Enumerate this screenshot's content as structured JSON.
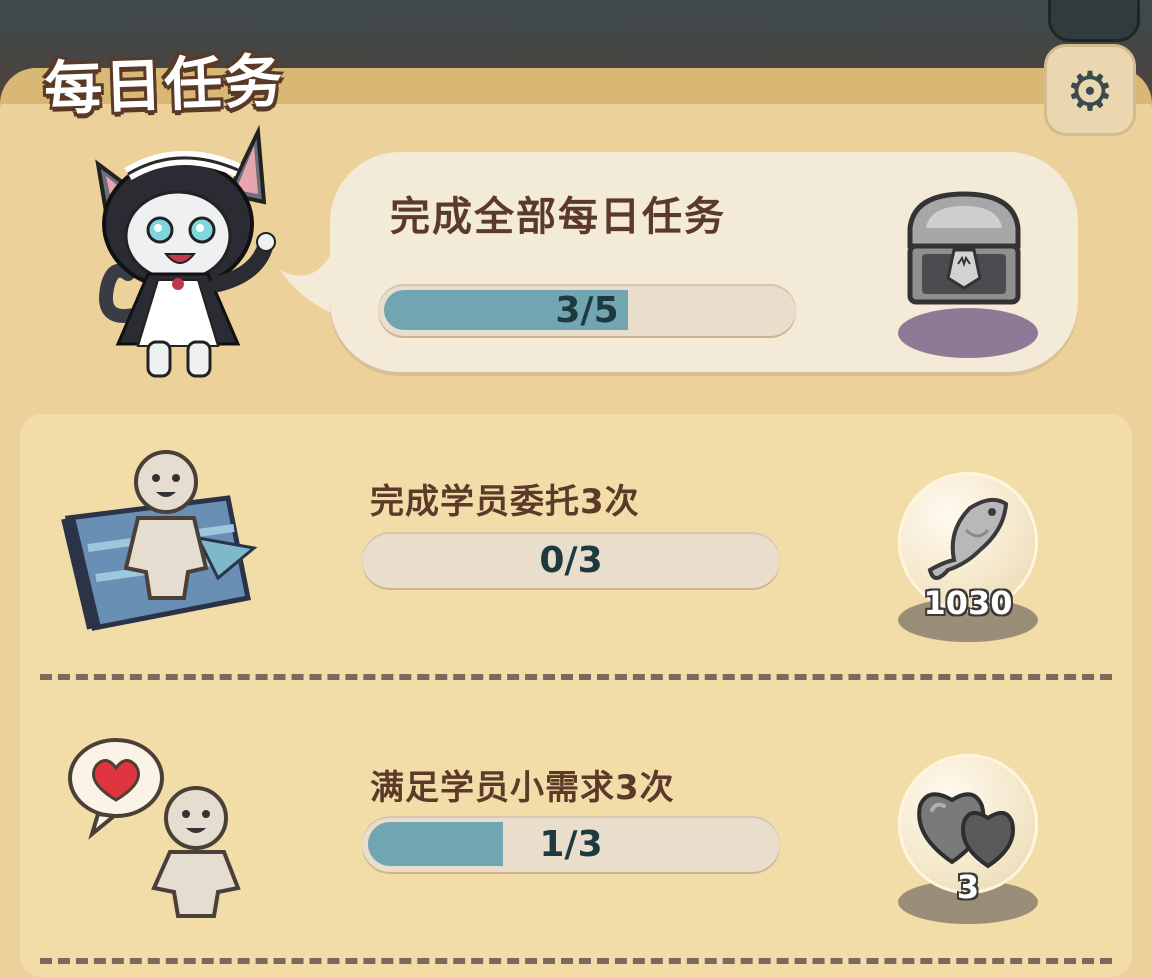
{
  "header": {
    "title": "每日任务",
    "settings_icon": "gear-icon"
  },
  "summary": {
    "title": "完成全部每日任务",
    "progress_text": "3/5",
    "progress_fraction": 0.6,
    "reward_icon": "treasure-chest-icon"
  },
  "tasks": [
    {
      "title": "完成学员委托3次",
      "progress_text": "0/3",
      "progress_fraction": 0,
      "icon": "commission-scroll-icon",
      "reward_icon": "fish-icon",
      "reward_count": "1030"
    },
    {
      "title": "满足学员小需求3次",
      "progress_text": "1/3",
      "progress_fraction": 0.333,
      "icon": "heart-request-icon",
      "reward_icon": "hearts-icon",
      "reward_count": "3"
    }
  ],
  "colors": {
    "progress_fill": "#72a5b2",
    "title_text": "#5b3a2a",
    "panel": "#ecd29a"
  }
}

TASK TO COMPLETE: Output the entries above exactly. Drop the pictures.

OUTPUT OF THE TASK:
Enumerate this screenshot's content as structured JSON.
{
  "header": {
    "title": "每日任务",
    "settings_icon": "gear-icon"
  },
  "summary": {
    "title": "完成全部每日任务",
    "progress_text": "3/5",
    "progress_fraction": 0.6,
    "reward_icon": "treasure-chest-icon"
  },
  "tasks": [
    {
      "title": "完成学员委托3次",
      "progress_text": "0/3",
      "progress_fraction": 0,
      "icon": "commission-scroll-icon",
      "reward_icon": "fish-icon",
      "reward_count": "1030"
    },
    {
      "title": "满足学员小需求3次",
      "progress_text": "1/3",
      "progress_fraction": 0.333,
      "icon": "heart-request-icon",
      "reward_icon": "hearts-icon",
      "reward_count": "3"
    }
  ],
  "colors": {
    "progress_fill": "#72a5b2",
    "title_text": "#5b3a2a",
    "panel": "#ecd29a"
  }
}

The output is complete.